## [TASK INSTRUCTIONS]
Copy every entry exactly.
───── RECORDS FOR THIS EXERCISE
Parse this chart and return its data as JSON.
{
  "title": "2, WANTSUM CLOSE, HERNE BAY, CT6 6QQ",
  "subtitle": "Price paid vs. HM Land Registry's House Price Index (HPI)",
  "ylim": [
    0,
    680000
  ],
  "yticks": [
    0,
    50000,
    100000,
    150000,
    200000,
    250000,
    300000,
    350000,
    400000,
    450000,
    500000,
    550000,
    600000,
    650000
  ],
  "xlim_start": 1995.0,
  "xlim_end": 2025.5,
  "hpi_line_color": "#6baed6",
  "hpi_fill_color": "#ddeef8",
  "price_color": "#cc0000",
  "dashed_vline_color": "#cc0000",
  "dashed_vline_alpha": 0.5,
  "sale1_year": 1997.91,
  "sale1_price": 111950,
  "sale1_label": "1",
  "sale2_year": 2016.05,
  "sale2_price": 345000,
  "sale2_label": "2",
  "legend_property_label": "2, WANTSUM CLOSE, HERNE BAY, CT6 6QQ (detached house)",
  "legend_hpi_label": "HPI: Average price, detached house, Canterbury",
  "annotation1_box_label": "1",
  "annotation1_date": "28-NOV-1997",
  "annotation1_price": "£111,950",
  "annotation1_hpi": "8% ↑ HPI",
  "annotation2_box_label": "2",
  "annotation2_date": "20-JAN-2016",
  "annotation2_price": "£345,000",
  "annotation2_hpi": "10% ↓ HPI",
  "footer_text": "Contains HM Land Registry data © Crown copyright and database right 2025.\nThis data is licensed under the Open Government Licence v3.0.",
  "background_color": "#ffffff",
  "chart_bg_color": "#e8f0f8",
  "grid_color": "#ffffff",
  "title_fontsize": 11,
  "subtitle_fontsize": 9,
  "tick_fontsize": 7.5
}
──────────
## [COMPLETED EXERCISE]
Parse this chart and return its data as JSON.
{
  "title": "2, WANTSUM CLOSE, HERNE BAY, CT6 6QQ",
  "subtitle": "Price paid vs. HM Land Registry's House Price Index (HPI)",
  "ylim": [
    0,
    680000
  ],
  "yticks": [
    0,
    50000,
    100000,
    150000,
    200000,
    250000,
    300000,
    350000,
    400000,
    450000,
    500000,
    550000,
    600000,
    650000
  ],
  "xlim_start": 1995.0,
  "xlim_end": 2025.5,
  "hpi_line_color": "#6baed6",
  "hpi_fill_color": "#ddeef8",
  "price_color": "#cc0000",
  "dashed_vline_color": "#cc0000",
  "dashed_vline_alpha": 0.5,
  "sale1_year": 1997.91,
  "sale1_price": 111950,
  "sale1_label": "1",
  "sale2_year": 2016.05,
  "sale2_price": 345000,
  "sale2_label": "2",
  "legend_property_label": "2, WANTSUM CLOSE, HERNE BAY, CT6 6QQ (detached house)",
  "legend_hpi_label": "HPI: Average price, detached house, Canterbury",
  "annotation1_box_label": "1",
  "annotation1_date": "28-NOV-1997",
  "annotation1_price": "£111,950",
  "annotation1_hpi": "8% ↑ HPI",
  "annotation2_box_label": "2",
  "annotation2_date": "20-JAN-2016",
  "annotation2_price": "£345,000",
  "annotation2_hpi": "10% ↓ HPI",
  "footer_text": "Contains HM Land Registry data © Crown copyright and database right 2025.\nThis data is licensed under the Open Government Licence v3.0.",
  "background_color": "#ffffff",
  "chart_bg_color": "#e8f0f8",
  "grid_color": "#ffffff",
  "title_fontsize": 11,
  "subtitle_fontsize": 9,
  "tick_fontsize": 7.5
}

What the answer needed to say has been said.